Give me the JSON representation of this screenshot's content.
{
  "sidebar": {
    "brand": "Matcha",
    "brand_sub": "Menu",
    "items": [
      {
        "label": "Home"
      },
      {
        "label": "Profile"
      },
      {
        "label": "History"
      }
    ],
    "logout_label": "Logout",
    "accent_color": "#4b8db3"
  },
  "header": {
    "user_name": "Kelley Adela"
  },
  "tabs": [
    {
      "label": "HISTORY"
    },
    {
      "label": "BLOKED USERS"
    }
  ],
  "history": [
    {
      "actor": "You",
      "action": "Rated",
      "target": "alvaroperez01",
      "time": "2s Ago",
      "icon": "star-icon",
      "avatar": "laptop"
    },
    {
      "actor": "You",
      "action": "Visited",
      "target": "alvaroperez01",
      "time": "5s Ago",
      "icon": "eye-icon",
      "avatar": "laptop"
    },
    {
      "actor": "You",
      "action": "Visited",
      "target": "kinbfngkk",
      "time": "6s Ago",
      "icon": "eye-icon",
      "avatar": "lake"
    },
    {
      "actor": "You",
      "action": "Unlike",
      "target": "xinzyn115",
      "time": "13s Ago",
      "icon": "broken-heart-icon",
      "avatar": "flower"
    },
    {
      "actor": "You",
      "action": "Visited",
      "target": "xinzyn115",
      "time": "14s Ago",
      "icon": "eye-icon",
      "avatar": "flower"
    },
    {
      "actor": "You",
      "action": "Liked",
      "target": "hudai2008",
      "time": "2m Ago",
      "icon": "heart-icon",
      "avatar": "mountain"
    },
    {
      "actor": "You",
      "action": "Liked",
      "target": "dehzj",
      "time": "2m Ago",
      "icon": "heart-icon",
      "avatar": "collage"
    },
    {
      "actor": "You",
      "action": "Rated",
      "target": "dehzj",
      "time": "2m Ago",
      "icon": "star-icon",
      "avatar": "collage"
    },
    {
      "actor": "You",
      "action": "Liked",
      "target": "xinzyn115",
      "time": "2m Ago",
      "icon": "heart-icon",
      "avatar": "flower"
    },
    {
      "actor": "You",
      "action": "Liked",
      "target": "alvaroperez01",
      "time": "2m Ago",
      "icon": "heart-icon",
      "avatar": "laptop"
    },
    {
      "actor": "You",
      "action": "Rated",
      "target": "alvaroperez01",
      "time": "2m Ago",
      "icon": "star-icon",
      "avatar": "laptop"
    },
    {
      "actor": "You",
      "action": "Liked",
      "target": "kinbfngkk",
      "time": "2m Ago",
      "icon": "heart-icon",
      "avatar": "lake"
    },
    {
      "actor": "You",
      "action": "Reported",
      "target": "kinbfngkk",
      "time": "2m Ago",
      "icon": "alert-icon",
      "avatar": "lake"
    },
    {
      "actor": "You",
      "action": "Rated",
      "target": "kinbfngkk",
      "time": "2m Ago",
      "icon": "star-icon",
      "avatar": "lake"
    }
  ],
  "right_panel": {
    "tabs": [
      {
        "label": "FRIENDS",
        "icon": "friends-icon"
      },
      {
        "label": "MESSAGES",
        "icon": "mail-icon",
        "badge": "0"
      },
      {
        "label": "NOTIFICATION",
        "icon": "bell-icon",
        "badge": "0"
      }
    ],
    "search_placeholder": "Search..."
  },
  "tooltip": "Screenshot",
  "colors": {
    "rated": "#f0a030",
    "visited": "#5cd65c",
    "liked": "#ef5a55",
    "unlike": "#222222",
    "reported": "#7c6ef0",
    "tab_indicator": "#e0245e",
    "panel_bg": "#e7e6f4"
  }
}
# # # #
-- TASK DETAILS --
Output the listing above exactly as it appears.

-- REPLY --
Give me the JSON representation of this screenshot's content.
{
  "sidebar": {
    "brand": "Matcha",
    "brand_sub": "Menu",
    "items": [
      {
        "label": "Home"
      },
      {
        "label": "Profile"
      },
      {
        "label": "History"
      }
    ],
    "logout_label": "Logout",
    "accent_color": "#4b8db3"
  },
  "header": {
    "user_name": "Kelley Adela"
  },
  "tabs": [
    {
      "label": "HISTORY"
    },
    {
      "label": "BLOKED USERS"
    }
  ],
  "history": [
    {
      "actor": "You",
      "action": "Rated",
      "target": "alvaroperez01",
      "time": "2s Ago",
      "icon": "star-icon",
      "avatar": "laptop"
    },
    {
      "actor": "You",
      "action": "Visited",
      "target": "alvaroperez01",
      "time": "5s Ago",
      "icon": "eye-icon",
      "avatar": "laptop"
    },
    {
      "actor": "You",
      "action": "Visited",
      "target": "kinbfngkk",
      "time": "6s Ago",
      "icon": "eye-icon",
      "avatar": "lake"
    },
    {
      "actor": "You",
      "action": "Unlike",
      "target": "xinzyn115",
      "time": "13s Ago",
      "icon": "broken-heart-icon",
      "avatar": "flower"
    },
    {
      "actor": "You",
      "action": "Visited",
      "target": "xinzyn115",
      "time": "14s Ago",
      "icon": "eye-icon",
      "avatar": "flower"
    },
    {
      "actor": "You",
      "action": "Liked",
      "target": "hudai2008",
      "time": "2m Ago",
      "icon": "heart-icon",
      "avatar": "mountain"
    },
    {
      "actor": "You",
      "action": "Liked",
      "target": "dehzj",
      "time": "2m Ago",
      "icon": "heart-icon",
      "avatar": "collage"
    },
    {
      "actor": "You",
      "action": "Rated",
      "target": "dehzj",
      "time": "2m Ago",
      "icon": "star-icon",
      "avatar": "collage"
    },
    {
      "actor": "You",
      "action": "Liked",
      "target": "xinzyn115",
      "time": "2m Ago",
      "icon": "heart-icon",
      "avatar": "flower"
    },
    {
      "actor": "You",
      "action": "Liked",
      "target": "alvaroperez01",
      "time": "2m Ago",
      "icon": "heart-icon",
      "avatar": "laptop"
    },
    {
      "actor": "You",
      "action": "Rated",
      "target": "alvaroperez01",
      "time": "2m Ago",
      "icon": "star-icon",
      "avatar": "laptop"
    },
    {
      "actor": "You",
      "action": "Liked",
      "target": "kinbfngkk",
      "time": "2m Ago",
      "icon": "heart-icon",
      "avatar": "lake"
    },
    {
      "actor": "You",
      "action": "Reported",
      "target": "kinbfngkk",
      "time": "2m Ago",
      "icon": "alert-icon",
      "avatar": "lake"
    },
    {
      "actor": "You",
      "action": "Rated",
      "target": "kinbfngkk",
      "time": "2m Ago",
      "icon": "star-icon",
      "avatar": "lake"
    }
  ],
  "right_panel": {
    "tabs": [
      {
        "label": "FRIENDS",
        "icon": "friends-icon"
      },
      {
        "label": "MESSAGES",
        "icon": "mail-icon",
        "badge": "0"
      },
      {
        "label": "NOTIFICATION",
        "icon": "bell-icon",
        "badge": "0"
      }
    ],
    "search_placeholder": "Search..."
  },
  "tooltip": "Screenshot",
  "colors": {
    "rated": "#f0a030",
    "visited": "#5cd65c",
    "liked": "#ef5a55",
    "unlike": "#222222",
    "reported": "#7c6ef0",
    "tab_indicator": "#e0245e",
    "panel_bg": "#e7e6f4"
  }
}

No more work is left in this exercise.